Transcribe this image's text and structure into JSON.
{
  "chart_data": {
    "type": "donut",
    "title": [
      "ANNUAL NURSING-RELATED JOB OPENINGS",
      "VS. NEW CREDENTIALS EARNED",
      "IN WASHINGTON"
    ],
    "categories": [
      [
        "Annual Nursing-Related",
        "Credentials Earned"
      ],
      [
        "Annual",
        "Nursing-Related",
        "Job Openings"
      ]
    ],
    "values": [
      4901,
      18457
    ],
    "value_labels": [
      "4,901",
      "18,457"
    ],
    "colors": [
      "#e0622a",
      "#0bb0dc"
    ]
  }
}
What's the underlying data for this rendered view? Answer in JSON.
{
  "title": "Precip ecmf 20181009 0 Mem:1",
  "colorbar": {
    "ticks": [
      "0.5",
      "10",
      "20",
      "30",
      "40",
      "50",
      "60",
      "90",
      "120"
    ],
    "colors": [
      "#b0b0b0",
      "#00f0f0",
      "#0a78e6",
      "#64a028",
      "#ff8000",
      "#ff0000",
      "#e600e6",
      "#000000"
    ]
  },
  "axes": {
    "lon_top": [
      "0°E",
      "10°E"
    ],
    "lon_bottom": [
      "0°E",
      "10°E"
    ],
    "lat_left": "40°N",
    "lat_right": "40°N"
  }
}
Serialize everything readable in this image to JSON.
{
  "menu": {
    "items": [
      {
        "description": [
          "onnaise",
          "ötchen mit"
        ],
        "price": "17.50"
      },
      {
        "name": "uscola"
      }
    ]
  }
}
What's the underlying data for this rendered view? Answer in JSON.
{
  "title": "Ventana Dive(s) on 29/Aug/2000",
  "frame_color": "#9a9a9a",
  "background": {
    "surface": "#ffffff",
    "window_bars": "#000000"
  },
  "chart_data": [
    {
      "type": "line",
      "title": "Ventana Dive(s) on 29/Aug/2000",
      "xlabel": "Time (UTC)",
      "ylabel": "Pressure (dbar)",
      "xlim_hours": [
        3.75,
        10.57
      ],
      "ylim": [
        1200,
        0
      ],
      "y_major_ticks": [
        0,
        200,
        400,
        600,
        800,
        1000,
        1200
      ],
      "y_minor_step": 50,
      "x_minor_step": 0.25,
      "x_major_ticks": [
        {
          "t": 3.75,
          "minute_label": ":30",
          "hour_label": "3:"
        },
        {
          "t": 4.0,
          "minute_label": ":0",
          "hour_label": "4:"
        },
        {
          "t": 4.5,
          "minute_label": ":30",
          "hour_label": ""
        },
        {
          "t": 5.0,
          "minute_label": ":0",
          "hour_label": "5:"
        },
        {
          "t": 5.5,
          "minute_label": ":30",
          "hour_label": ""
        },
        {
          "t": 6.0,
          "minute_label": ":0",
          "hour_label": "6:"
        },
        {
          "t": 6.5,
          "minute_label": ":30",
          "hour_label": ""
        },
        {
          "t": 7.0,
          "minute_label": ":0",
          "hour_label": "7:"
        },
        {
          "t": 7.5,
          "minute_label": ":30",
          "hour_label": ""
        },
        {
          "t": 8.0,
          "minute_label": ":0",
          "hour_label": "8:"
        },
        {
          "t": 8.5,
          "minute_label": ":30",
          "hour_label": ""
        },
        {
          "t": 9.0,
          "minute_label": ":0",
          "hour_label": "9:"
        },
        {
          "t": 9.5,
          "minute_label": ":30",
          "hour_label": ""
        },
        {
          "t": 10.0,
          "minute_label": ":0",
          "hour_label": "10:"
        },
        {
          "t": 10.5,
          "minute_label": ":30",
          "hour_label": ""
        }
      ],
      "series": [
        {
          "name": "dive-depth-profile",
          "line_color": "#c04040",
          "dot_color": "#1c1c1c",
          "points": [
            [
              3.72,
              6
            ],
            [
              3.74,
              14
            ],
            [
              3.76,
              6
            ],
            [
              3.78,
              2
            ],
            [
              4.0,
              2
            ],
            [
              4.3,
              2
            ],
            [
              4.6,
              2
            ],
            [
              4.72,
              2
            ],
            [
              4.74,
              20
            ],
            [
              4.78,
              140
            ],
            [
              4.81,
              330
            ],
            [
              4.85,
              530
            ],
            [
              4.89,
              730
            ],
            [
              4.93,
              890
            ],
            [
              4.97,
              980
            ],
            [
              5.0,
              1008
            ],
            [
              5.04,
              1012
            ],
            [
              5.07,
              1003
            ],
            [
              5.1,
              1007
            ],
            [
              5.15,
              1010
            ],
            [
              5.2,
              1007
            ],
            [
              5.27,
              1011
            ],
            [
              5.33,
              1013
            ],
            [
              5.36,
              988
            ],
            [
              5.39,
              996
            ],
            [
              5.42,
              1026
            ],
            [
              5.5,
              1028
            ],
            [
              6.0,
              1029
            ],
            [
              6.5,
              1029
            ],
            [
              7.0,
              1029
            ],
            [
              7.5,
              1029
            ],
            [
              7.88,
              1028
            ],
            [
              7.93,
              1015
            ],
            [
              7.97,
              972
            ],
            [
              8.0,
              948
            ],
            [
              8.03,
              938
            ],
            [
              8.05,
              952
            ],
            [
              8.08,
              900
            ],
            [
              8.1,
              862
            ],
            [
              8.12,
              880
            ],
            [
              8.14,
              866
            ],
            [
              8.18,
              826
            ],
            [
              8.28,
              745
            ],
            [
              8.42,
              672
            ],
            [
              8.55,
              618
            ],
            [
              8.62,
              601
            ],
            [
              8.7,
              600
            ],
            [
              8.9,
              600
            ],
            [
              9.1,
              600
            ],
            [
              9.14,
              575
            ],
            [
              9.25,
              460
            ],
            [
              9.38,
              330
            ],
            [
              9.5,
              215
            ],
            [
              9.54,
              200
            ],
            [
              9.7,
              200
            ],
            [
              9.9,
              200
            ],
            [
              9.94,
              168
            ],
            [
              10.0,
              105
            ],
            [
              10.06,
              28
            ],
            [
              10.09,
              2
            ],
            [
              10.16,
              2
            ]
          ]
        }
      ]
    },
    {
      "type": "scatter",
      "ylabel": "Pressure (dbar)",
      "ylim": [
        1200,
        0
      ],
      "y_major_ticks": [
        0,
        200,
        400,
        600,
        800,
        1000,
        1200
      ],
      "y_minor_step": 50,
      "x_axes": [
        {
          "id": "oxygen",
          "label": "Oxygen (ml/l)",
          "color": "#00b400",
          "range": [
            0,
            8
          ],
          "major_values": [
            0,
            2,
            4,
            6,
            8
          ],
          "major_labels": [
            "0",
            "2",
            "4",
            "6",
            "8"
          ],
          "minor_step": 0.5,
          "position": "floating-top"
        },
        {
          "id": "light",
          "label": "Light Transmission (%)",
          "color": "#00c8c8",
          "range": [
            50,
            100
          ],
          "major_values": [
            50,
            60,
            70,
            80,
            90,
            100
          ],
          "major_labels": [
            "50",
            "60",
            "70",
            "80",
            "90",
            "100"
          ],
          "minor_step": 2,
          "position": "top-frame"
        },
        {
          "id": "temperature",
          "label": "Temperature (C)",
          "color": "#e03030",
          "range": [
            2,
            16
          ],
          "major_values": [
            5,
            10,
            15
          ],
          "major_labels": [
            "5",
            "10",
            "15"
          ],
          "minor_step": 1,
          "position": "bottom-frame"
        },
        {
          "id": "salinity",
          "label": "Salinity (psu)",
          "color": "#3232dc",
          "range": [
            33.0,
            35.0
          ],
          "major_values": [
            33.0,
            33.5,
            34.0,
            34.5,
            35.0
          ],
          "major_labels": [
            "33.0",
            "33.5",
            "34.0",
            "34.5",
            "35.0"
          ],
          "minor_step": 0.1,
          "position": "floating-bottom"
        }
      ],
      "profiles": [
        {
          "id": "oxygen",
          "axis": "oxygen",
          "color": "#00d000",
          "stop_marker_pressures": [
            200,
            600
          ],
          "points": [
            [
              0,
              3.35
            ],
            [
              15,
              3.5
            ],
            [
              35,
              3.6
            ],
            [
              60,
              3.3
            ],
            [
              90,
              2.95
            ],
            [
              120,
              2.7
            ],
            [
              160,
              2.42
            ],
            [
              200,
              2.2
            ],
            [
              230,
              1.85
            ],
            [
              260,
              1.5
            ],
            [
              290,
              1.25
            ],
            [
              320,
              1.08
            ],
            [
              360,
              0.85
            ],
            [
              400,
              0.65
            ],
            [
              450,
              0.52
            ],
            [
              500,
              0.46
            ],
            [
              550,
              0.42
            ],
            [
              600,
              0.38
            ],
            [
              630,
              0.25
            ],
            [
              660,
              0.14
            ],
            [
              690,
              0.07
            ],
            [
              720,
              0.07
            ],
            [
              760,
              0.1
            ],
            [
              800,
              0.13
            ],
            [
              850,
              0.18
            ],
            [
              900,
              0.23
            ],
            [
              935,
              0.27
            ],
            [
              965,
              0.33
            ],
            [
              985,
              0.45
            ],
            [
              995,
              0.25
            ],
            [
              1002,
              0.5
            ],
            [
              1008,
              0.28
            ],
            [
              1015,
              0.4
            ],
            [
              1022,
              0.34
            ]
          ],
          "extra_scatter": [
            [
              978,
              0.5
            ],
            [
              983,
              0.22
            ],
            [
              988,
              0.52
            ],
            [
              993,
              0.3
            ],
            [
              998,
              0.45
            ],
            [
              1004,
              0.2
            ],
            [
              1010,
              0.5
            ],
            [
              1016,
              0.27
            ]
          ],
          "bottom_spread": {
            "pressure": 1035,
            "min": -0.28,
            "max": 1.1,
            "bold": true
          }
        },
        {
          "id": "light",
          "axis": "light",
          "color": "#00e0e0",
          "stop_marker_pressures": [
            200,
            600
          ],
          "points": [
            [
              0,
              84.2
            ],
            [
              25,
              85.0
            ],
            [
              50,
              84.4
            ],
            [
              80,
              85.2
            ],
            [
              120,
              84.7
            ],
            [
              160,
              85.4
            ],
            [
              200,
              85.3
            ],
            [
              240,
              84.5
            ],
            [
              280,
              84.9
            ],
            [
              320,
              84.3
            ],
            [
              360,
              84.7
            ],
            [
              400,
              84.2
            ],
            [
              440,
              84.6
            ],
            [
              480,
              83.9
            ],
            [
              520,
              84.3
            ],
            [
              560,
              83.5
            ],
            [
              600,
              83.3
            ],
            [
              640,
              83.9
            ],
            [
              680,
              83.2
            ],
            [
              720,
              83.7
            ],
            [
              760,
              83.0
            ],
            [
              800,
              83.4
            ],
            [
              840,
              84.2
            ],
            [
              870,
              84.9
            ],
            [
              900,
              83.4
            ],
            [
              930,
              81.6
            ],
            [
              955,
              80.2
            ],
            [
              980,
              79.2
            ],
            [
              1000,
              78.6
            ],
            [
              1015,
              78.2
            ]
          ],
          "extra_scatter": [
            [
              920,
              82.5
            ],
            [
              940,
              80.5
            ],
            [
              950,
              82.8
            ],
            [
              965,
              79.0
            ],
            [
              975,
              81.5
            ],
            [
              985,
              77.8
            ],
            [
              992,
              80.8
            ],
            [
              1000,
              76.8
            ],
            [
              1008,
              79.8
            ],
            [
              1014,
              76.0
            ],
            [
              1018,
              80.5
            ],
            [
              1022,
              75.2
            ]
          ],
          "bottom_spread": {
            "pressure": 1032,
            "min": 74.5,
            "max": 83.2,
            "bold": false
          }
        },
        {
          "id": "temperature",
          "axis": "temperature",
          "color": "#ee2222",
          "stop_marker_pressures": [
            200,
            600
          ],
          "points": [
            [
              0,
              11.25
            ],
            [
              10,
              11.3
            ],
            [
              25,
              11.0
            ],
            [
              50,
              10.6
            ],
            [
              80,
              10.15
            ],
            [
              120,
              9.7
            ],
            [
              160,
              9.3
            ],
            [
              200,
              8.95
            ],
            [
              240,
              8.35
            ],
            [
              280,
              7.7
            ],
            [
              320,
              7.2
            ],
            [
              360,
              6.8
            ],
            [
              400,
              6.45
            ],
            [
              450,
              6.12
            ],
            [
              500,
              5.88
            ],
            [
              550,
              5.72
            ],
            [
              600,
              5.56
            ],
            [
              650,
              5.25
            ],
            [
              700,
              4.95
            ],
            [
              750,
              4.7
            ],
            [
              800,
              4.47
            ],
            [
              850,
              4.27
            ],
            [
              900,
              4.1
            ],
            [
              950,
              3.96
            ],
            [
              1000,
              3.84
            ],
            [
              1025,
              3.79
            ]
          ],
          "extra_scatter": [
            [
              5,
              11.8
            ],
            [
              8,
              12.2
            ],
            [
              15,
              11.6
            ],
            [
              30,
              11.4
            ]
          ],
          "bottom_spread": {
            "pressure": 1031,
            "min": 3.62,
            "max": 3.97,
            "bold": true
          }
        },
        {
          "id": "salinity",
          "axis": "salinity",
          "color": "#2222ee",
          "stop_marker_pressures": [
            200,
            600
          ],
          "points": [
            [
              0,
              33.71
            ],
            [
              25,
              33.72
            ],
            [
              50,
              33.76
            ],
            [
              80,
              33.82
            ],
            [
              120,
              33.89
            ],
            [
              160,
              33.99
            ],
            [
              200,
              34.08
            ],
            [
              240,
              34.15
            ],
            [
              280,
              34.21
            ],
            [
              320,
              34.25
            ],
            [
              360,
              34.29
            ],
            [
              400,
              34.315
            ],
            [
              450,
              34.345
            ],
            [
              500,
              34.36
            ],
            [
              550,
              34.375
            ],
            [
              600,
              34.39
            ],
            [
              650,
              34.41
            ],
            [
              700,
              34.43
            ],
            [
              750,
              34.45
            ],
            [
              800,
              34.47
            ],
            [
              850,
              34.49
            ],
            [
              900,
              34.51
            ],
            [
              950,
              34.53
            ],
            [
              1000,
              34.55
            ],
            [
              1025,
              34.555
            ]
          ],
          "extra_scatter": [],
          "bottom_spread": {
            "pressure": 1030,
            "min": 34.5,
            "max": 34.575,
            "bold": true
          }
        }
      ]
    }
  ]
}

What the task requires: State how many lines of the entries above include the word "axis", offering no text other than the number.

Exercise response: 4